[Data to process start]

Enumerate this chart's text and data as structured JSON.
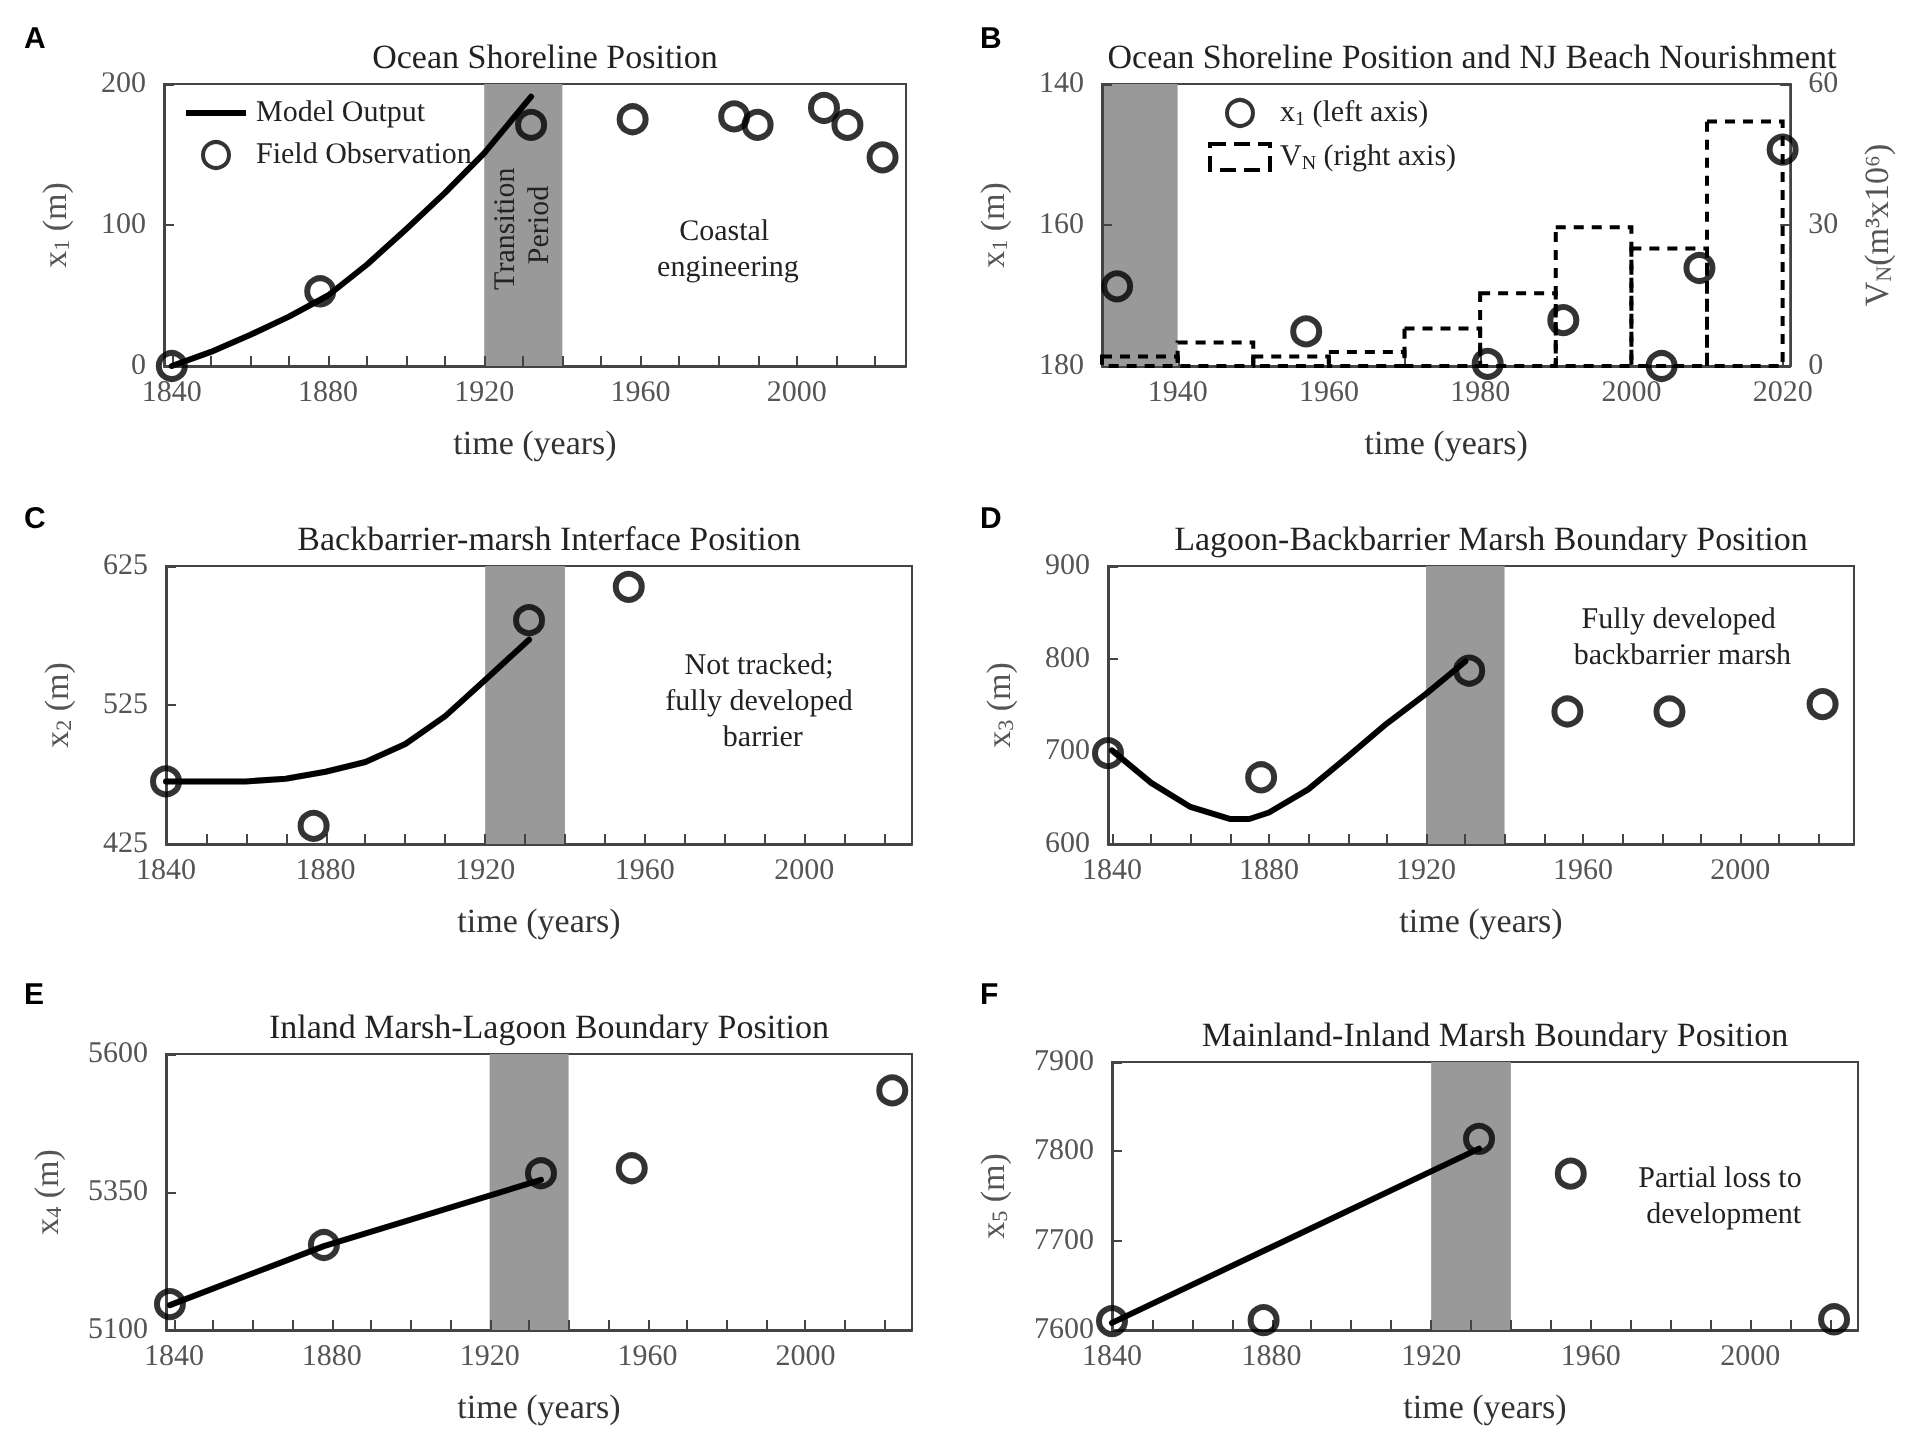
{
  "chart_data": [
    {
      "type": "line",
      "title": "Ocean Shoreline Position",
      "xlabel": "time (years)",
      "ylabel": "x$_{1}$ (m)",
      "xlim": [
        1838,
        2028
      ],
      "xticks": [
        1840,
        {
          "value": 1850,
          "label": null
        },
        {
          "value": 1860,
          "label": null
        },
        {
          "value": 1870,
          "label": null
        },
        1880,
        {
          "value": 1890,
          "label": null
        },
        {
          "value": 1900,
          "label": null
        },
        {
          "value": 1910,
          "label": null
        },
        1920,
        {
          "value": 1930,
          "label": null
        },
        {
          "value": 1940,
          "label": null
        },
        {
          "value": 1950,
          "label": null
        },
        1960,
        {
          "value": 1970,
          "label": null
        },
        {
          "value": 1980,
          "label": null
        },
        {
          "value": 1990,
          "label": null
        },
        2000,
        {
          "value": 2010,
          "label": null
        },
        {
          "value": 2020,
          "label": null
        }
      ],
      "ylim": [
        0,
        200
      ],
      "yticks": [
        0,
        100,
        200
      ],
      "grid": false,
      "legend": "top left",
      "bands": [
        {
          "axis": "x",
          "from": 1920,
          "to": 1940,
          "label": "Transition Period",
          "color": "#999999"
        }
      ],
      "annotations": [
        "A",
        "Coastal engineering"
      ],
      "series": [
        {
          "name": "Model Output",
          "color": "#000000",
          "marker": "none",
          "x": [
            1840,
            1850,
            1860,
            1870,
            1880,
            1890,
            1900,
            1910,
            1920,
            1932
          ],
          "values": [
            0,
            10,
            22,
            35,
            50,
            72,
            97,
            123,
            151,
            191
          ]
        },
        {
          "name": "Field Observation",
          "type": "scatter",
          "color": "#000000",
          "marker": "circle",
          "x": [
            1840,
            1878,
            1932,
            1958,
            1984,
            1990,
            2007,
            2013,
            2022
          ],
          "values": [
            0,
            53,
            171,
            175,
            177,
            171,
            183,
            171,
            148
          ]
        }
      ]
    },
    {
      "type": "scatter",
      "title": "Ocean Shoreline Position and NJ Beach Nourishment",
      "xlabel": "time (years)",
      "ylabel": "x$_{1}$ (m)",
      "y2label": "V$_{N}$(m³x10⁶)",
      "xlim": [
        1930,
        2021
      ],
      "xticks": [
        1940,
        {
          "value": 1950,
          "label": null
        },
        1960,
        {
          "value": 1970,
          "label": null
        },
        1980,
        {
          "value": 1990,
          "label": null
        },
        2000,
        {
          "value": 2010,
          "label": null
        },
        2020
      ],
      "ylim": [
        180,
        140
      ],
      "yticks": [
        140,
        160,
        180
      ],
      "y2lim": [
        0,
        60
      ],
      "y2ticks": [
        0,
        30,
        60
      ],
      "grid": false,
      "legend": "top left",
      "bands": [
        {
          "axis": "x",
          "from": 1930,
          "to": 1940,
          "color": "#999999"
        }
      ],
      "annotations": [
        "B"
      ],
      "series": [
        {
          "name": "x$_{1}$ (left axis)",
          "color": "#000000",
          "marker": "circle",
          "x": [
            1932,
            1957,
            1981,
            1991,
            2004,
            2009,
            2020
          ],
          "values": [
            168.7,
            175.1,
            179.7,
            173.5,
            180,
            166.1,
            149.3
          ]
        },
        {
          "name": "V$_{N}$ (right axis)",
          "type": "bar",
          "axis": "y2",
          "color": "#000000",
          "line_style": "dashed",
          "x": [
            1935,
            1945,
            1955,
            1965,
            1975,
            1985,
            1995,
            2005,
            2015
          ],
          "values": [
            2,
            5,
            2,
            3,
            8,
            15.5,
            29.5,
            25,
            52
          ]
        }
      ]
    },
    {
      "type": "line",
      "title": "Backbarrier-marsh Interface Position",
      "xlabel": "time (years)",
      "ylabel": "x$_{2}$ (m)",
      "xlim": [
        1840,
        2027
      ],
      "xticks": [
        1840,
        {
          "value": 1850,
          "label": null
        },
        {
          "value": 1860,
          "label": null
        },
        {
          "value": 1870,
          "label": null
        },
        1880,
        {
          "value": 1890,
          "label": null
        },
        {
          "value": 1900,
          "label": null
        },
        {
          "value": 1910,
          "label": null
        },
        1920,
        {
          "value": 1930,
          "label": null
        },
        {
          "value": 1940,
          "label": null
        },
        {
          "value": 1950,
          "label": null
        },
        1960,
        {
          "value": 1970,
          "label": null
        },
        {
          "value": 1980,
          "label": null
        },
        {
          "value": 1990,
          "label": null
        },
        2000,
        {
          "value": 2010,
          "label": null
        },
        {
          "value": 2020,
          "label": null
        }
      ],
      "ylim": [
        425,
        625
      ],
      "yticks": [
        425,
        525,
        625
      ],
      "grid": false,
      "bands": [
        {
          "axis": "x",
          "from": 1920,
          "to": 1940,
          "color": "#999999"
        }
      ],
      "annotations": [
        "C",
        "Not tracked; fully developed barrier"
      ],
      "series": [
        {
          "color": "#000000",
          "marker": "none",
          "x": [
            1840,
            1850,
            1860,
            1870,
            1880,
            1890,
            1900,
            1910,
            1920,
            1931
          ],
          "values": [
            470,
            470,
            470,
            472,
            477,
            484,
            497,
            517,
            543,
            572
          ]
        },
        {
          "type": "scatter",
          "color": "#000000",
          "marker": "circle",
          "x": [
            1840,
            1877,
            1931,
            1956
          ],
          "values": [
            470,
            438,
            586,
            610
          ]
        }
      ]
    },
    {
      "type": "line",
      "title": "Lagoon-Backbarrier Marsh Boundary Position",
      "xlabel": "time (years)",
      "ylabel": "x$_{3}$ (m)",
      "xlim": [
        1839,
        2029
      ],
      "xticks": [
        1840,
        {
          "value": 1850,
          "label": null
        },
        {
          "value": 1860,
          "label": null
        },
        {
          "value": 1870,
          "label": null
        },
        1880,
        {
          "value": 1890,
          "label": null
        },
        {
          "value": 1900,
          "label": null
        },
        {
          "value": 1910,
          "label": null
        },
        1920,
        {
          "value": 1930,
          "label": null
        },
        {
          "value": 1940,
          "label": null
        },
        {
          "value": 1950,
          "label": null
        },
        1960,
        {
          "value": 1970,
          "label": null
        },
        {
          "value": 1980,
          "label": null
        },
        {
          "value": 1990,
          "label": null
        },
        2000,
        {
          "value": 2010,
          "label": null
        },
        {
          "value": 2020,
          "label": null
        }
      ],
      "ylim": [
        600,
        900
      ],
      "yticks": [
        600,
        700,
        800,
        900
      ],
      "grid": false,
      "bands": [
        {
          "axis": "x",
          "from": 1920,
          "to": 1940,
          "color": "#999999"
        }
      ],
      "annotations": [
        "D",
        "Fully developed backbarrier marsh"
      ],
      "series": [
        {
          "color": "#000000",
          "marker": "none",
          "x": [
            1840,
            1850,
            1860,
            1870,
            1875,
            1880,
            1890,
            1900,
            1910,
            1920,
            1930
          ],
          "values": [
            701,
            666,
            640,
            627,
            627,
            634,
            659,
            694,
            730,
            762,
            797
          ]
        },
        {
          "type": "scatter",
          "color": "#000000",
          "marker": "circle",
          "x": [
            1839,
            1878,
            1931,
            1956,
            1982,
            2021
          ],
          "values": [
            698,
            672,
            787,
            743,
            743,
            751
          ]
        }
      ]
    },
    {
      "type": "line",
      "title": "Inland Marsh-Lagoon Boundary Position",
      "xlabel": "time (years)",
      "ylabel": "x$_{4}$ (m)",
      "xlim": [
        1838,
        2027
      ],
      "xticks": [
        1840,
        {
          "value": 1850,
          "label": null
        },
        {
          "value": 1860,
          "label": null
        },
        {
          "value": 1870,
          "label": null
        },
        1880,
        {
          "value": 1890,
          "label": null
        },
        {
          "value": 1900,
          "label": null
        },
        {
          "value": 1910,
          "label": null
        },
        1920,
        {
          "value": 1930,
          "label": null
        },
        {
          "value": 1940,
          "label": null
        },
        {
          "value": 1950,
          "label": null
        },
        1960,
        {
          "value": 1970,
          "label": null
        },
        {
          "value": 1980,
          "label": null
        },
        {
          "value": 1990,
          "label": null
        },
        2000,
        {
          "value": 2010,
          "label": null
        },
        {
          "value": 2020,
          "label": null
        }
      ],
      "ylim": [
        5100,
        5600
      ],
      "yticks": [
        5100,
        5350,
        5600
      ],
      "grid": false,
      "bands": [
        {
          "axis": "x",
          "from": 1920,
          "to": 1940,
          "color": "#999999"
        }
      ],
      "annotations": [
        "E"
      ],
      "series": [
        {
          "color": "#000000",
          "marker": "none",
          "x": [
            1839,
            1878,
            1933
          ],
          "values": [
            5145,
            5252,
            5372
          ]
        },
        {
          "type": "scatter",
          "color": "#000000",
          "marker": "circle",
          "x": [
            1839,
            1878,
            1933,
            1956,
            2022
          ],
          "values": [
            5147,
            5254,
            5384,
            5393,
            5534
          ]
        }
      ]
    },
    {
      "type": "line",
      "title": "Mainland-Inland Marsh Boundary Position",
      "xlabel": "time (years)",
      "ylabel": "x$_{5}$ (m)",
      "xlim": [
        1840,
        2027
      ],
      "xticks": [
        1840,
        {
          "value": 1850,
          "label": null
        },
        {
          "value": 1860,
          "label": null
        },
        {
          "value": 1870,
          "label": null
        },
        1880,
        {
          "value": 1890,
          "label": null
        },
        {
          "value": 1900,
          "label": null
        },
        {
          "value": 1910,
          "label": null
        },
        1920,
        {
          "value": 1930,
          "label": null
        },
        {
          "value": 1940,
          "label": null
        },
        {
          "value": 1950,
          "label": null
        },
        1960,
        {
          "value": 1970,
          "label": null
        },
        {
          "value": 1980,
          "label": null
        },
        {
          "value": 1990,
          "label": null
        },
        2000,
        {
          "value": 2010,
          "label": null
        },
        {
          "value": 2020,
          "label": null
        }
      ],
      "ylim": [
        7600,
        7900
      ],
      "yticks": [
        7600,
        7700,
        7800,
        7900
      ],
      "grid": false,
      "bands": [
        {
          "axis": "x",
          "from": 1920,
          "to": 1940,
          "color": "#999999"
        }
      ],
      "annotations": [
        "F",
        "Partial loss to development"
      ],
      "series": [
        {
          "color": "#000000",
          "marker": "none",
          "x": [
            1840,
            1932
          ],
          "values": [
            7608,
            7803
          ]
        },
        {
          "type": "scatter",
          "color": "#000000",
          "marker": "circle",
          "x": [
            1840,
            1878,
            1932,
            1955,
            2021
          ],
          "values": [
            7610,
            7611,
            7814,
            7775,
            7612
          ]
        }
      ]
    }
  ]
}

[Data to process end]

* Aim
Look through the lines above and collect those with the word "Ocean".

* Result of the task
      "title": "Ocean Shoreline Position",
      "title": "Ocean Shoreline Position and NJ Beach Nourishment",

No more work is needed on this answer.